Exercise requirements:
Copy out lines with the word "options" from the material that follows.

═══ Material provided

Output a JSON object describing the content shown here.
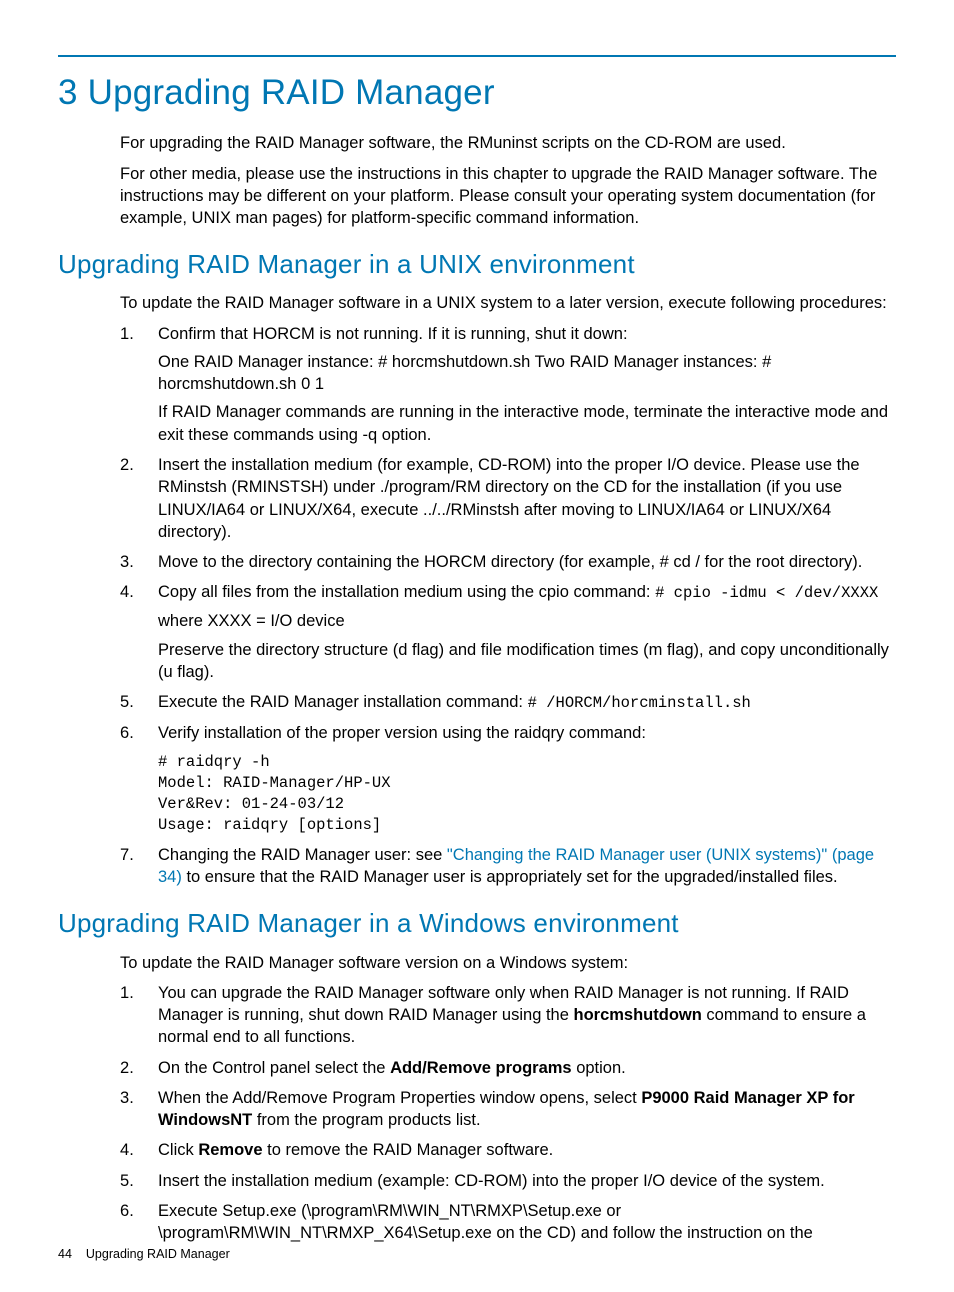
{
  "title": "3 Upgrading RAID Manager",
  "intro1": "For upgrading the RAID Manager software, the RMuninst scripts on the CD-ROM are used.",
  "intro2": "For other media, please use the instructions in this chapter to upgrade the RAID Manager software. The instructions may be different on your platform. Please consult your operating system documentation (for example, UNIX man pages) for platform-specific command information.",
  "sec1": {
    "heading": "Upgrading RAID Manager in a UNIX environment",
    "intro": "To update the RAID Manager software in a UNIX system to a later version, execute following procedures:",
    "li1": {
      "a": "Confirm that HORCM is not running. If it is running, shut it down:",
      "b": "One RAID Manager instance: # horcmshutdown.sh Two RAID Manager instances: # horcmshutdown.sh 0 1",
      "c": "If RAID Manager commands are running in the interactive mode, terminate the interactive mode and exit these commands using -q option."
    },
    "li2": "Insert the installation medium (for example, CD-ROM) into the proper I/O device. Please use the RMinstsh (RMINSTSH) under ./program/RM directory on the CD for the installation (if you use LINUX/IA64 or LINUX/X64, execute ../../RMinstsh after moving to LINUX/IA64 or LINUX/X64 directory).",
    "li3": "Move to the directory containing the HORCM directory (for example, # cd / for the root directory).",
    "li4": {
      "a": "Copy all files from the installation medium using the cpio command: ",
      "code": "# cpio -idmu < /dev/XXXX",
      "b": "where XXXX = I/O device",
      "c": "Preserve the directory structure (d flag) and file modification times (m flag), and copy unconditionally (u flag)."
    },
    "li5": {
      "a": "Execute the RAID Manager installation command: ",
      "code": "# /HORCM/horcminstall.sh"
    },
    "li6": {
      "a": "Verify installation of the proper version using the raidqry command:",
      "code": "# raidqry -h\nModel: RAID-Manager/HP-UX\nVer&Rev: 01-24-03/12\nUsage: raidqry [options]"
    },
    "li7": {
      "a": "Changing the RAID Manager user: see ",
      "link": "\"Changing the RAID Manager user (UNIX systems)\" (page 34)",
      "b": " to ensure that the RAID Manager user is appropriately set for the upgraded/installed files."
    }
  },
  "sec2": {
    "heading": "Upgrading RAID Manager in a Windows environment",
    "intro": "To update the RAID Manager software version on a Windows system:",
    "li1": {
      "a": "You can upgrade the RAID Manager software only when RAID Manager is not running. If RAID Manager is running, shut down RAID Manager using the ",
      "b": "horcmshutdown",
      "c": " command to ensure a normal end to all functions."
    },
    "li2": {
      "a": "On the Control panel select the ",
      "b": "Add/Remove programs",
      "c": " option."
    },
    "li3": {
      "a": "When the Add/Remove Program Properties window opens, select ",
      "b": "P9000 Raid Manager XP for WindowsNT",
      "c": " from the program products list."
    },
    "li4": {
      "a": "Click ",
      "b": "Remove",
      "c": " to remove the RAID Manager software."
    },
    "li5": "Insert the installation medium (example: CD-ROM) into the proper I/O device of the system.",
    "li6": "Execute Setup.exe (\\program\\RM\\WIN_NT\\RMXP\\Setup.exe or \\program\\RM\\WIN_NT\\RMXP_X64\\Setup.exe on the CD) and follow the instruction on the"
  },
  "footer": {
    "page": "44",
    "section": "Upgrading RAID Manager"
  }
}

══════
═══ Material provided

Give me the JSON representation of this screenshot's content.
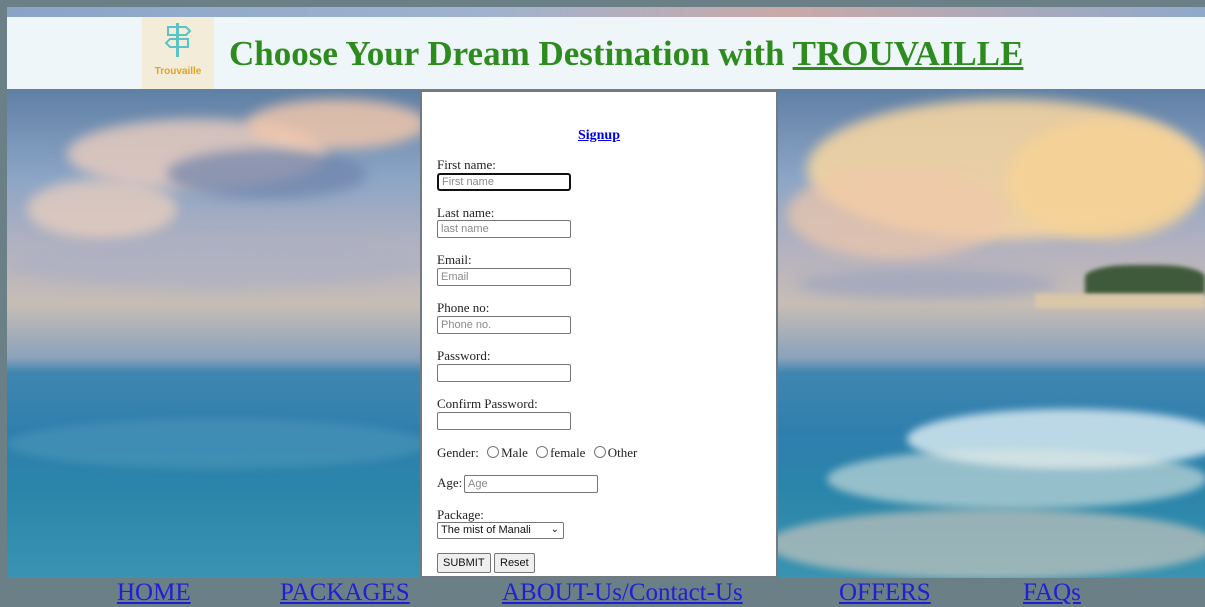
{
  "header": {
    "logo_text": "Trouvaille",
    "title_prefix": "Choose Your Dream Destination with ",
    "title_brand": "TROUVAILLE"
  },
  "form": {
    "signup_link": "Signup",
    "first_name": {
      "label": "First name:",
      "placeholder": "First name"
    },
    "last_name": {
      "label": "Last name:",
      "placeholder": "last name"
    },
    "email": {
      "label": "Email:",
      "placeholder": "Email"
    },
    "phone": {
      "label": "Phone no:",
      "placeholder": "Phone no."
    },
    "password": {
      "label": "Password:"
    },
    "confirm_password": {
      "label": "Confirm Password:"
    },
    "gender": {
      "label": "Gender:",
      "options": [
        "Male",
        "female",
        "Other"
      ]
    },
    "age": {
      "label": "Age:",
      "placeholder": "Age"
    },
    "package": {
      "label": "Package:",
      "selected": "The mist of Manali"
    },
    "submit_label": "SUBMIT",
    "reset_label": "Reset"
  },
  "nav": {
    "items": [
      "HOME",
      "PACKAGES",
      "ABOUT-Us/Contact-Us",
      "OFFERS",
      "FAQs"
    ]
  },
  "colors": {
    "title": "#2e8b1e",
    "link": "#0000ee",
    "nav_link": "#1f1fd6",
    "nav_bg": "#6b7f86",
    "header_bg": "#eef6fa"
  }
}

══════

Reply to the exercise:
      "code": "# raidqry -h\nModel: RAID-Manager/HP-UX\nVer&Rev: 01-24-03/12\nUsage: raidqry [options]"
      "options": [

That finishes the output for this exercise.